BRIEF> Find the lines holding "para" and copy them.

|---|

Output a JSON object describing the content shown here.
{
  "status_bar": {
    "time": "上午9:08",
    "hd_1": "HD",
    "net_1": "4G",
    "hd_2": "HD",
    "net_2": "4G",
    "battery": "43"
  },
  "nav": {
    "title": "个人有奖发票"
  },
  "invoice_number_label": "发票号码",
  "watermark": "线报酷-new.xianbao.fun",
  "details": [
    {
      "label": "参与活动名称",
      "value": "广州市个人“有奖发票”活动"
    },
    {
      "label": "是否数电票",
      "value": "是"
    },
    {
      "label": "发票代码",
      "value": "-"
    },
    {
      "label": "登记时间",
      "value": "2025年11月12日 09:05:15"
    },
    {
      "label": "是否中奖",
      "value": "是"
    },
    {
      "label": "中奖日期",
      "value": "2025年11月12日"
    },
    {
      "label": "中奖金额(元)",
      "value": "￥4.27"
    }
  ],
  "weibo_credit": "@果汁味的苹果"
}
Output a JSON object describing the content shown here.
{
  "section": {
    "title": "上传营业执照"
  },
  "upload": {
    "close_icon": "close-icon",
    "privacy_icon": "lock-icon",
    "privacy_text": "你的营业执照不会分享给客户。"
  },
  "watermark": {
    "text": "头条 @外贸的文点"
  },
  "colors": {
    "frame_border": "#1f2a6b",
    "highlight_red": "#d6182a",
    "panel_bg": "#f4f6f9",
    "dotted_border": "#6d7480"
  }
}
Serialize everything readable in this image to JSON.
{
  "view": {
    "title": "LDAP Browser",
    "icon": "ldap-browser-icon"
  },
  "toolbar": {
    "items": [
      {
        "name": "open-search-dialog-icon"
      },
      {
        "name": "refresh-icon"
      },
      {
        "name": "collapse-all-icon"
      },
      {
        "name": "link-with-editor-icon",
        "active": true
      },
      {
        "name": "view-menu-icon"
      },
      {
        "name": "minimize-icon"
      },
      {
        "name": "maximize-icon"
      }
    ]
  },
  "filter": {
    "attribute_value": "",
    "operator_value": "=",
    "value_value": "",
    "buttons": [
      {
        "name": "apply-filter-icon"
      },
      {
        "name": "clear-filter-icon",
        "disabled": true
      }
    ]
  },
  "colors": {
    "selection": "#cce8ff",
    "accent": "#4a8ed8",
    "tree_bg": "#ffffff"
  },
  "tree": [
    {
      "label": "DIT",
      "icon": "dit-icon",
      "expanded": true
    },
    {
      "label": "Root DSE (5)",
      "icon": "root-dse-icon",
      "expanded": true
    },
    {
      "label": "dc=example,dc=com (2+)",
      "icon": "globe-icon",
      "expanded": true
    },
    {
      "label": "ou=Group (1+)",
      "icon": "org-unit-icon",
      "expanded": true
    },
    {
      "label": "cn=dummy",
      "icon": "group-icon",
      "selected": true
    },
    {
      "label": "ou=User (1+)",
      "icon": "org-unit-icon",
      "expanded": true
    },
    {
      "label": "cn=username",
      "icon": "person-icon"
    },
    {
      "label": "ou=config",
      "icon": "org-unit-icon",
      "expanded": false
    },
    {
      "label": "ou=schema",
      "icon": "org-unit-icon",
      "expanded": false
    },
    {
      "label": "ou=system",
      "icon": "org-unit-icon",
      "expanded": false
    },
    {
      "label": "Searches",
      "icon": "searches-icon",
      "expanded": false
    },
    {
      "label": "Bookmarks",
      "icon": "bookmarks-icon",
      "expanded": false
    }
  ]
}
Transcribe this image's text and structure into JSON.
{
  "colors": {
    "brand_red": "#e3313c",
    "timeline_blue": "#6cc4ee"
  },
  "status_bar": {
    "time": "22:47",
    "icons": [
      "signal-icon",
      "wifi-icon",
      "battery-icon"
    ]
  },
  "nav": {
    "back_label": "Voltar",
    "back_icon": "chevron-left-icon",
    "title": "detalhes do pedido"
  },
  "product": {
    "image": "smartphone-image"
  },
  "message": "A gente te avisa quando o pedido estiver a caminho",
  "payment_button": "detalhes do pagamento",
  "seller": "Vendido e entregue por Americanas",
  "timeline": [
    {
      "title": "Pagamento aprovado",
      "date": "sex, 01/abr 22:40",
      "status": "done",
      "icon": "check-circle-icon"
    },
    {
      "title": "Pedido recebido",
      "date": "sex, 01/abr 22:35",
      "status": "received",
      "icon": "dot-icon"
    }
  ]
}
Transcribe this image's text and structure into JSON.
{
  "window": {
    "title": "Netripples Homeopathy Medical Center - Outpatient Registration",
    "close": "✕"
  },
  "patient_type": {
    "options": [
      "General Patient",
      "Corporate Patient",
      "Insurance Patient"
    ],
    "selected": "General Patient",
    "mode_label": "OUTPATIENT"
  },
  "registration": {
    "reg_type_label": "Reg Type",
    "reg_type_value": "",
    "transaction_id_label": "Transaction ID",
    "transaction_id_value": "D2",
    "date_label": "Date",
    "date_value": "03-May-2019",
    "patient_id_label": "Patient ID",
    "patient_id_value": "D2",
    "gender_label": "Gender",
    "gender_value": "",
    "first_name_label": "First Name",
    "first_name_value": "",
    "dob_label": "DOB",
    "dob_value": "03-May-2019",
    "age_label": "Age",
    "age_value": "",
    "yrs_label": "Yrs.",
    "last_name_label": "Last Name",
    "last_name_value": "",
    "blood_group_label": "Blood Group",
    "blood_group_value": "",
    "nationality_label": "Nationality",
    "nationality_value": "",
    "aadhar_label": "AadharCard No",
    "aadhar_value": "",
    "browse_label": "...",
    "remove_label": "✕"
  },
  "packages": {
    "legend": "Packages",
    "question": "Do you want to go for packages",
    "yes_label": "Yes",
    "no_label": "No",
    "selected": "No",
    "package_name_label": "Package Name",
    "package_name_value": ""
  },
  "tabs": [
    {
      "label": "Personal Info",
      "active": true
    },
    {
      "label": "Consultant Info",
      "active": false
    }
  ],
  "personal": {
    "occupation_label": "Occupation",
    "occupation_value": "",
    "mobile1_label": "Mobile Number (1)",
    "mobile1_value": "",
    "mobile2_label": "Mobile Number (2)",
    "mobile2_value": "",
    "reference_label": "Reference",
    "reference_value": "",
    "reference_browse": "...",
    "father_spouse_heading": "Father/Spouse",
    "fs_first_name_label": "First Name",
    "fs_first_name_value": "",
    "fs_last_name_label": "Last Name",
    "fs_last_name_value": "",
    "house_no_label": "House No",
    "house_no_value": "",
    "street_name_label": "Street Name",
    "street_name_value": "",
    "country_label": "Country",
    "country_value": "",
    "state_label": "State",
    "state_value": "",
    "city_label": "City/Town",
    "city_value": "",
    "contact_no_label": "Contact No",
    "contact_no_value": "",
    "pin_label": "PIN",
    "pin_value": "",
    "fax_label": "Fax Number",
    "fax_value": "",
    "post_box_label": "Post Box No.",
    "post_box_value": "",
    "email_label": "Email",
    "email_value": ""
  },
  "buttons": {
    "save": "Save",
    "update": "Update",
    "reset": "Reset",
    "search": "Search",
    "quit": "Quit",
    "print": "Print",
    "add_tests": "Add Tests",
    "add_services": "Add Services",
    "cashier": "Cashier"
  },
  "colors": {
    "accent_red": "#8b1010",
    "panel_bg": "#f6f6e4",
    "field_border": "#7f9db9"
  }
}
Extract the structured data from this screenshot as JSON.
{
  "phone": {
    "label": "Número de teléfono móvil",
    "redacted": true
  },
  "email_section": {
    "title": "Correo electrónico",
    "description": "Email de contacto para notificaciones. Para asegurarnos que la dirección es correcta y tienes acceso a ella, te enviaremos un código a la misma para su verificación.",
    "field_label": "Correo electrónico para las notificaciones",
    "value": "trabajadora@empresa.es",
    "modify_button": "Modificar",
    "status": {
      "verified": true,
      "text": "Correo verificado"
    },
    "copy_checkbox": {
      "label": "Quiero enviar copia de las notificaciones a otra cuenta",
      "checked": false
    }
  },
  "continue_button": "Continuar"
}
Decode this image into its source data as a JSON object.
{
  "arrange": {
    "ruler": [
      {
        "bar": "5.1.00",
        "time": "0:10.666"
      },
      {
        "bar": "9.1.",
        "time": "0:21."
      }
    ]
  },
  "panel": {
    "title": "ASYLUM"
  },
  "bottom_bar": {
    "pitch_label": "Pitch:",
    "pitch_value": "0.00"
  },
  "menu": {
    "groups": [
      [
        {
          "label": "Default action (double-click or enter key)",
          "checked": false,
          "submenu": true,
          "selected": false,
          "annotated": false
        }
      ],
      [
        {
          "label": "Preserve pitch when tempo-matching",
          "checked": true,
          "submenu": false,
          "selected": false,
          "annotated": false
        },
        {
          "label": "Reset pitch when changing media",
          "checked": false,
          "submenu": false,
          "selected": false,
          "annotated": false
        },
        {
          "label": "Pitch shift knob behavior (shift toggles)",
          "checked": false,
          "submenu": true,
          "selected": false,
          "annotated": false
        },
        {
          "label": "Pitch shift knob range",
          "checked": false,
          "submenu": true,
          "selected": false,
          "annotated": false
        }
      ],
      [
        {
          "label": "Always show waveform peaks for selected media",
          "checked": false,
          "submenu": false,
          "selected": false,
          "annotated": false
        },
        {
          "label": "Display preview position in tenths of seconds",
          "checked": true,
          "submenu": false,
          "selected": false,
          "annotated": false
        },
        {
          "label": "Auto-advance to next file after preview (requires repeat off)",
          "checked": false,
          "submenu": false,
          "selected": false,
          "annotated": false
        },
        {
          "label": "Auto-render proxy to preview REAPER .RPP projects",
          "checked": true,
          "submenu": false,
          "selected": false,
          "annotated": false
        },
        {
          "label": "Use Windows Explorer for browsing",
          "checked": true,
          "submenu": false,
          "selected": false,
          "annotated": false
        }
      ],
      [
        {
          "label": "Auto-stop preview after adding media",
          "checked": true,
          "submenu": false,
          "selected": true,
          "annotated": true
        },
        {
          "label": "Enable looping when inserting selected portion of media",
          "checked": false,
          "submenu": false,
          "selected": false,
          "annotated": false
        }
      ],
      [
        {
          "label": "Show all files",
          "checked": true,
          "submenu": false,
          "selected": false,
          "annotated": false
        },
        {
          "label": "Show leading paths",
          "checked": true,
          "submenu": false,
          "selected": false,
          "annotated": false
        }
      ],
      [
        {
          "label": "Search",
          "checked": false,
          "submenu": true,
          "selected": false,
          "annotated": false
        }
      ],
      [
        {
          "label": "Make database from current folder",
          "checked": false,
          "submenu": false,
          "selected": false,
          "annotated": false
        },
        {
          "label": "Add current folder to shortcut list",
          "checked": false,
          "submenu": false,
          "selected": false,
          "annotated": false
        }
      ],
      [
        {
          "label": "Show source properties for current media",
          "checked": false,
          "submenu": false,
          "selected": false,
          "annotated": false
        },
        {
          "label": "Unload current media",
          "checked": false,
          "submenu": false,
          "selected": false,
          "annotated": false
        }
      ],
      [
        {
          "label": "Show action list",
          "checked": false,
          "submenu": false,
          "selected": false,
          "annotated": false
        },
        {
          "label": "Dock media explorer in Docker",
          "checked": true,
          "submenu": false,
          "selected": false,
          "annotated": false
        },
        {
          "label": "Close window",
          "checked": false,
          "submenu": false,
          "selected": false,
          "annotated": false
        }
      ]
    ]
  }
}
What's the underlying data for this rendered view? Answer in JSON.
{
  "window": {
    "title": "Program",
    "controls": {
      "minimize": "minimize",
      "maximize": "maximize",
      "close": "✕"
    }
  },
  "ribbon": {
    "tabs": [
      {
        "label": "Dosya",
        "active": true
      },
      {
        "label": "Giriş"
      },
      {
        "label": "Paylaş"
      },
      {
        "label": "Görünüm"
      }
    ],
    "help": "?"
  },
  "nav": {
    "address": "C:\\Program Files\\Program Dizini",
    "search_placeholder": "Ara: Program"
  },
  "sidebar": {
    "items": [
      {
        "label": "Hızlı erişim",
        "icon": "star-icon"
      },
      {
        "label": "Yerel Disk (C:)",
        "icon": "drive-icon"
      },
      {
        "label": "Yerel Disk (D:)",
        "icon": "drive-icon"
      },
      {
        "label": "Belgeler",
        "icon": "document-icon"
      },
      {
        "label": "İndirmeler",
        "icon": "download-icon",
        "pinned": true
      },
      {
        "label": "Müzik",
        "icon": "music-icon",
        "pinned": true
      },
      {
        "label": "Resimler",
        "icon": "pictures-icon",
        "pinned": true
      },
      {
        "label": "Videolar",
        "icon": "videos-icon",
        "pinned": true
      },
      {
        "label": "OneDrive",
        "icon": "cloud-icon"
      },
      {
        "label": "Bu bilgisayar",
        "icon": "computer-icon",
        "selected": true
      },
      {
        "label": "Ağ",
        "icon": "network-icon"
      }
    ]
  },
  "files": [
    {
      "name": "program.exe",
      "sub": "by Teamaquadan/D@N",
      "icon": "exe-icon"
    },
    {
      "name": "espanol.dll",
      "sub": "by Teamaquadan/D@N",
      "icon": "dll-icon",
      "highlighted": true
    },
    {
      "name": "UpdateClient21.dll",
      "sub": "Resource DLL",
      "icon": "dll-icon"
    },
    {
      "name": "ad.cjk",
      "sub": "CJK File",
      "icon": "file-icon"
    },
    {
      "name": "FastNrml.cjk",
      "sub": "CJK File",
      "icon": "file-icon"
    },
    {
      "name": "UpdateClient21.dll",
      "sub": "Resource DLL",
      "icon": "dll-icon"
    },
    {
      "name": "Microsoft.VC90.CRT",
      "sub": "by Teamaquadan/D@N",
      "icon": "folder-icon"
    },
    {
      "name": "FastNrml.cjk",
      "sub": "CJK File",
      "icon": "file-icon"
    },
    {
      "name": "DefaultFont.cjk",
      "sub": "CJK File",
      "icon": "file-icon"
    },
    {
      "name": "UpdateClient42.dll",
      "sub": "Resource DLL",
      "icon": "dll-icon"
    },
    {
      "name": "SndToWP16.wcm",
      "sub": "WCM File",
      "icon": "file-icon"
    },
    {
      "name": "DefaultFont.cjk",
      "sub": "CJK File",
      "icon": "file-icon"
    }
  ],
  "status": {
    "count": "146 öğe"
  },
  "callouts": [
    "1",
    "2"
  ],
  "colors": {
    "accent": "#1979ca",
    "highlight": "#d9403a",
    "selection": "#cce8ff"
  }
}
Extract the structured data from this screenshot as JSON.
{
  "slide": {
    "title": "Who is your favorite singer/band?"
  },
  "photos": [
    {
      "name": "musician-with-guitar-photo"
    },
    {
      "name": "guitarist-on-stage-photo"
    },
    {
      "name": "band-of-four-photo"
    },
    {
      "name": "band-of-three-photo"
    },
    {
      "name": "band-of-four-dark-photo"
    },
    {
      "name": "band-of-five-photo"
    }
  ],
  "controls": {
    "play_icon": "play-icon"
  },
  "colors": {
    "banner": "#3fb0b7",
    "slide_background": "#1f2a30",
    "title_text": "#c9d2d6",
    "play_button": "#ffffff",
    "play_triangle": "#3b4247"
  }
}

|---|

TASK ANSWER>
    "description": "Email de contacto para notificaciones. Para asegurarnos que la dirección es correcta y tienes acceso a ella, te enviaremos un código a la misma para su verificación.",
    "field_label": "Correo electrónico para las notificaciones",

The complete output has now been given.